(Figure record extracts)

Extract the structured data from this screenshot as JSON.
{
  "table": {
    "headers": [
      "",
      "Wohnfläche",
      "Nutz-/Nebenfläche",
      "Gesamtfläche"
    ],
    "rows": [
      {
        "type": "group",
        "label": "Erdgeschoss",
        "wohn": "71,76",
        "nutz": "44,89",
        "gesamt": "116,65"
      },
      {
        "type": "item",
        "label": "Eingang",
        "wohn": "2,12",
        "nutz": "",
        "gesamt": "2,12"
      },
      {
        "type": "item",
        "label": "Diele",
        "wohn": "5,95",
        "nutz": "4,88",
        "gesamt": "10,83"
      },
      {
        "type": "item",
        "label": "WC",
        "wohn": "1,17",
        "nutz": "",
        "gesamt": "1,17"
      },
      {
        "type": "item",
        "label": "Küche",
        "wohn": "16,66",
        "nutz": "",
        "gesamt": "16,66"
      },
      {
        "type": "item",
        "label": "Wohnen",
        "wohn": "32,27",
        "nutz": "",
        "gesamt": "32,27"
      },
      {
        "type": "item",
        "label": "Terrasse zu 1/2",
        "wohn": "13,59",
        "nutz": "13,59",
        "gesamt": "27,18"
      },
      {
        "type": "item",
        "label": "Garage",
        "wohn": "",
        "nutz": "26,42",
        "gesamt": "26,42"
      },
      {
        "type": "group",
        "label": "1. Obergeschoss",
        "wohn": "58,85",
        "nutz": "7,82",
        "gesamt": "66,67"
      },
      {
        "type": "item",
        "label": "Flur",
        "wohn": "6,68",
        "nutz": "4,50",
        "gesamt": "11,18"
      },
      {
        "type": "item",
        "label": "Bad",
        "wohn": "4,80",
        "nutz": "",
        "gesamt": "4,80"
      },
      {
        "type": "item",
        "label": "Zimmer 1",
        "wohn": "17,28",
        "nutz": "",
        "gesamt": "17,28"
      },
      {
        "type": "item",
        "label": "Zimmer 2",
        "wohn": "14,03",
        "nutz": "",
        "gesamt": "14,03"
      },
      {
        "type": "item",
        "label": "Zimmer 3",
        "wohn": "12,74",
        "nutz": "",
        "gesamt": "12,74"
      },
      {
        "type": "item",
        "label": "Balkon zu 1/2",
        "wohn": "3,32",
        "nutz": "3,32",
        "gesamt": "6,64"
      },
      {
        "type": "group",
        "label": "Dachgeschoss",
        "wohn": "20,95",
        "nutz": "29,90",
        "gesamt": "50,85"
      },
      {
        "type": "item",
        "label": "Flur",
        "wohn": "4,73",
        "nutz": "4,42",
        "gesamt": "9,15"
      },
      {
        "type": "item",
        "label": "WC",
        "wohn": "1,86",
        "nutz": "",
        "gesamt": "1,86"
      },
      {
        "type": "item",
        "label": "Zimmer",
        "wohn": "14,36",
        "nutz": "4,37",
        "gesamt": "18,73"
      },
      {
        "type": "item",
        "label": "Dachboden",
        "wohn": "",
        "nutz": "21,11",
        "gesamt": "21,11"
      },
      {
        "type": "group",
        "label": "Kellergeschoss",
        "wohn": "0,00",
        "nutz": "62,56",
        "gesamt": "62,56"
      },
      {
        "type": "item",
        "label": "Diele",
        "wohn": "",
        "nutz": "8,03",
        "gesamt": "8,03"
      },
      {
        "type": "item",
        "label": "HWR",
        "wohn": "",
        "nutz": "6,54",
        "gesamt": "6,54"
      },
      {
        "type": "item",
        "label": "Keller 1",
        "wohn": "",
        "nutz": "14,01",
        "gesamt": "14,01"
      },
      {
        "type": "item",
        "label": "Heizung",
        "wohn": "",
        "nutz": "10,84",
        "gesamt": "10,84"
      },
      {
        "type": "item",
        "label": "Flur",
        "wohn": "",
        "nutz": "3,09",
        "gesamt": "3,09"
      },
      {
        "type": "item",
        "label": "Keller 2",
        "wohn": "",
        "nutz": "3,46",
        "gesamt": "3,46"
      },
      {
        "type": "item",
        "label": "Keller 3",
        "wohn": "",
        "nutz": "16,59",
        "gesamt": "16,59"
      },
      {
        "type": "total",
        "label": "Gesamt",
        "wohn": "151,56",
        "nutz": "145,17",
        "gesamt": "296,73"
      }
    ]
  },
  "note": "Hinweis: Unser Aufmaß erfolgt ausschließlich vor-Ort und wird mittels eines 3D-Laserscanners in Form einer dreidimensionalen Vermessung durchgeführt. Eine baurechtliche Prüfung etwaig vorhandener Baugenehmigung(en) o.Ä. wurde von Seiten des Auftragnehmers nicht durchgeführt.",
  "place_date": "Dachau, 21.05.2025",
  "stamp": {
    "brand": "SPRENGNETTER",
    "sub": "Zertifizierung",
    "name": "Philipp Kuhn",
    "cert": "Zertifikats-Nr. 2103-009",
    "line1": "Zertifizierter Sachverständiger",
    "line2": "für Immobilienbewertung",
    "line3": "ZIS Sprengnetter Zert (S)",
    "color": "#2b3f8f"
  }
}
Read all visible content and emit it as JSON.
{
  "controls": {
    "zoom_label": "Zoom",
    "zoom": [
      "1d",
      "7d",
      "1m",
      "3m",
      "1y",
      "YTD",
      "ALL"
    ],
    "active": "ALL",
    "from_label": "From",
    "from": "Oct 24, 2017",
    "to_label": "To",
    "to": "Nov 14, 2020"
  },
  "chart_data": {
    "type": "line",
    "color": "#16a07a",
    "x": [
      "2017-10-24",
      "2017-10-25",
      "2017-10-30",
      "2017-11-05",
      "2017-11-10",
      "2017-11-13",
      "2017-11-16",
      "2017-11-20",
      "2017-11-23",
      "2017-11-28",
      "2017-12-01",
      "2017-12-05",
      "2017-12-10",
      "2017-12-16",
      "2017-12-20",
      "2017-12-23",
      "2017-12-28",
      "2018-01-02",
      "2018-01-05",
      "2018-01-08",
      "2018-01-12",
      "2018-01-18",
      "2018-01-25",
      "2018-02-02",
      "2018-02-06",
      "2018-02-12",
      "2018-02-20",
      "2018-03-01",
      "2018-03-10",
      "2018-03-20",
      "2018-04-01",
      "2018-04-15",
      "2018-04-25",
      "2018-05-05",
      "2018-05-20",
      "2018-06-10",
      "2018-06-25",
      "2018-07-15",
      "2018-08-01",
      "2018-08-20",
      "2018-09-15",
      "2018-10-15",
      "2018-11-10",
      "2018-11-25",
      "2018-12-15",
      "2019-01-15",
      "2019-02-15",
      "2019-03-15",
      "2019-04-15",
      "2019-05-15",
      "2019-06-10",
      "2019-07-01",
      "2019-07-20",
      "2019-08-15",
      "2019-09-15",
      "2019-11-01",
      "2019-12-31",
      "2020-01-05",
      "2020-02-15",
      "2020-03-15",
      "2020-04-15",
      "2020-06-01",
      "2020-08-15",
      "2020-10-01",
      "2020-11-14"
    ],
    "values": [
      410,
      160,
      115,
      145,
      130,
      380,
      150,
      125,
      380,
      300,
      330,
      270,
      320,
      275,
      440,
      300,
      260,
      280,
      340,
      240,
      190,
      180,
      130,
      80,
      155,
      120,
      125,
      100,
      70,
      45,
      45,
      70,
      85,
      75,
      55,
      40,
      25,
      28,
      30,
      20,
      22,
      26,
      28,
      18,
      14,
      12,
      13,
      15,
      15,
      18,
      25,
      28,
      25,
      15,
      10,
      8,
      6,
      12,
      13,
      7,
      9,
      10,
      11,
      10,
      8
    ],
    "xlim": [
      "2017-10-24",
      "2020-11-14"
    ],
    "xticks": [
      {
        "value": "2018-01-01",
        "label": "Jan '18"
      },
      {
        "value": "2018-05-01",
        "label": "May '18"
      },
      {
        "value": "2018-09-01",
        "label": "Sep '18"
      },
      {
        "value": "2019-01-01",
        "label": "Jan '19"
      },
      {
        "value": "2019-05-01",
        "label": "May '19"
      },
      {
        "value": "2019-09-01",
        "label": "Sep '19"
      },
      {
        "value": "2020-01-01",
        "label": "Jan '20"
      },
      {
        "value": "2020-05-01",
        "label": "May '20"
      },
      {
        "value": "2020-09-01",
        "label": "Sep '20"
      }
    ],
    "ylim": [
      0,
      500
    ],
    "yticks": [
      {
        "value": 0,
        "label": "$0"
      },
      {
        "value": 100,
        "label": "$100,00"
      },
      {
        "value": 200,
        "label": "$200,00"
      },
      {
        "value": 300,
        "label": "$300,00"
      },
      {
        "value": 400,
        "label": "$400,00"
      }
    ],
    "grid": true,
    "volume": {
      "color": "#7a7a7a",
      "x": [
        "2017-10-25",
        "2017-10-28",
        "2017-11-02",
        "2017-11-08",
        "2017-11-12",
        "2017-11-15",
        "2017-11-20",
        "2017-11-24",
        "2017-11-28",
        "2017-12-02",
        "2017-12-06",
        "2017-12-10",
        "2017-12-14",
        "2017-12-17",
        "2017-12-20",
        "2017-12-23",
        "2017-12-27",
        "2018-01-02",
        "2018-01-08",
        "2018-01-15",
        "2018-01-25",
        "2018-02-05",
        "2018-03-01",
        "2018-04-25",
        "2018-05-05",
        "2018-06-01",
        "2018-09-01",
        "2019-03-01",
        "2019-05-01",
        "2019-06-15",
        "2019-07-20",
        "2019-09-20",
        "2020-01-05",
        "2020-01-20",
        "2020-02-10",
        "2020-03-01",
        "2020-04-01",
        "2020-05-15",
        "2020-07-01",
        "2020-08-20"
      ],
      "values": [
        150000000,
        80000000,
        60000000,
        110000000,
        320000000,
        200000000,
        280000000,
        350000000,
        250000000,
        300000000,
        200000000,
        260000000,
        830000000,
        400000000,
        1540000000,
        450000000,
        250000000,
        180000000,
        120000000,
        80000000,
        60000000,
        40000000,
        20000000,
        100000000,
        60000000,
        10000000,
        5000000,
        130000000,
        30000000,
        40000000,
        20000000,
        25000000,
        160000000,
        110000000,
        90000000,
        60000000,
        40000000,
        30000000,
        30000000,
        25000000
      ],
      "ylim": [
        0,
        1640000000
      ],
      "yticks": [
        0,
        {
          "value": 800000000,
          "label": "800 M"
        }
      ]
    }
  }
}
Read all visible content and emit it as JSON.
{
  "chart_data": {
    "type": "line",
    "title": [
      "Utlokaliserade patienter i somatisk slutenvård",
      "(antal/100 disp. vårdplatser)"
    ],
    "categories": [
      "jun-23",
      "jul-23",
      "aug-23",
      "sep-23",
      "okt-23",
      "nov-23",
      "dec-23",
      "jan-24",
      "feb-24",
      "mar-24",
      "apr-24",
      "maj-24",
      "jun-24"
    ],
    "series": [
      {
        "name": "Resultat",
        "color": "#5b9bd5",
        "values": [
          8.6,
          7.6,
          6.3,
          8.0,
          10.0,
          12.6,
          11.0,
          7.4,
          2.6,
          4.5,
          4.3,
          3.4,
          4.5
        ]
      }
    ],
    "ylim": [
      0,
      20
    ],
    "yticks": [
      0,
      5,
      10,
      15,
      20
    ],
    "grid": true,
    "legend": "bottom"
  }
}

→ WHAT TO PRODUCE:
Look over the records above and copy each line that includes the string "color".

→ RESPONSE TO THE EXERCISE:
    "color": "#2b3f8f"
    "color": "#16a07a",
      "color": "#7a7a7a",
        "color": "#5b9bd5",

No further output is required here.